* START *

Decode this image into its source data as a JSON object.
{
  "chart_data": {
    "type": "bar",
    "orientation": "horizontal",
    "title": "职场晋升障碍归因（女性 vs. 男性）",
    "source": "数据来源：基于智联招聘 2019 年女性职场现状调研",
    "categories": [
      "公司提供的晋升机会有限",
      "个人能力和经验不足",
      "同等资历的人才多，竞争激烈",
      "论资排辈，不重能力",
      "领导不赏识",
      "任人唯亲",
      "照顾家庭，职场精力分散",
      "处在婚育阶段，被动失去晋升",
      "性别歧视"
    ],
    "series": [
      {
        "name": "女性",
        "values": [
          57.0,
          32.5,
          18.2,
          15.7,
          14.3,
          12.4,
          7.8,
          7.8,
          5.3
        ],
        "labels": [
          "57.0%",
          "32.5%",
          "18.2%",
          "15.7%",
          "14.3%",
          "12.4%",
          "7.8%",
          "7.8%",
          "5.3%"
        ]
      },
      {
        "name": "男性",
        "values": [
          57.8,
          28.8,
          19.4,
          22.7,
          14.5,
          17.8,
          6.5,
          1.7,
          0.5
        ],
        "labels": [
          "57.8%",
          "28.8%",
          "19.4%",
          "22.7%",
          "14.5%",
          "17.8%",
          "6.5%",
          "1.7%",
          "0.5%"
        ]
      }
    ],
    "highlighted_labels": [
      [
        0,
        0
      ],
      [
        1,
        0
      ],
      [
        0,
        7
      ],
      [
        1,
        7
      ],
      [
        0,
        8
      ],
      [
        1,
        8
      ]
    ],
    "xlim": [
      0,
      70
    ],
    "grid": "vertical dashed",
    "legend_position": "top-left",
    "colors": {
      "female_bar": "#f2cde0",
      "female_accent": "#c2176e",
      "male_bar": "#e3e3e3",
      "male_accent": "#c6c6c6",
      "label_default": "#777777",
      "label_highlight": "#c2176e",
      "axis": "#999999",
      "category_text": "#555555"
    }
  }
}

* END *

Emit the records above again, exactly, with no line skipped.

> _Response for this exercise_
Decode this image into its source data as a JSON object.
{
  "chart_data": {
    "type": "bar",
    "orientation": "horizontal",
    "title": "职场晋升障碍归因（女性 vs. 男性）",
    "source": "数据来源：基于智联招聘 2019 年女性职场现状调研",
    "categories": [
      "公司提供的晋升机会有限",
      "个人能力和经验不足",
      "同等资历的人才多，竞争激烈",
      "论资排辈，不重能力",
      "领导不赏识",
      "任人唯亲",
      "照顾家庭，职场精力分散",
      "处在婚育阶段，被动失去晋升",
      "性别歧视"
    ],
    "series": [
      {
        "name": "女性",
        "values": [
          57.0,
          32.5,
          18.2,
          15.7,
          14.3,
          12.4,
          7.8,
          7.8,
          5.3
        ],
        "labels": [
          "57.0%",
          "32.5%",
          "18.2%",
          "15.7%",
          "14.3%",
          "12.4%",
          "7.8%",
          "7.8%",
          "5.3%"
        ]
      },
      {
        "name": "男性",
        "values": [
          57.8,
          28.8,
          19.4,
          22.7,
          14.5,
          17.8,
          6.5,
          1.7,
          0.5
        ],
        "labels": [
          "57.8%",
          "28.8%",
          "19.4%",
          "22.7%",
          "14.5%",
          "17.8%",
          "6.5%",
          "1.7%",
          "0.5%"
        ]
      }
    ],
    "highlighted_labels": [
      [
        0,
        0
      ],
      [
        1,
        0
      ],
      [
        0,
        7
      ],
      [
        1,
        7
      ],
      [
        0,
        8
      ],
      [
        1,
        8
      ]
    ],
    "xlim": [
      0,
      70
    ],
    "grid": "vertical dashed",
    "legend_position": "top-left",
    "colors": {
      "female_bar": "#f2cde0",
      "female_accent": "#c2176e",
      "male_bar": "#e3e3e3",
      "male_accent": "#c6c6c6",
      "label_default": "#777777",
      "label_highlight": "#c2176e",
      "axis": "#999999",
      "category_text": "#555555"
    }
  }
}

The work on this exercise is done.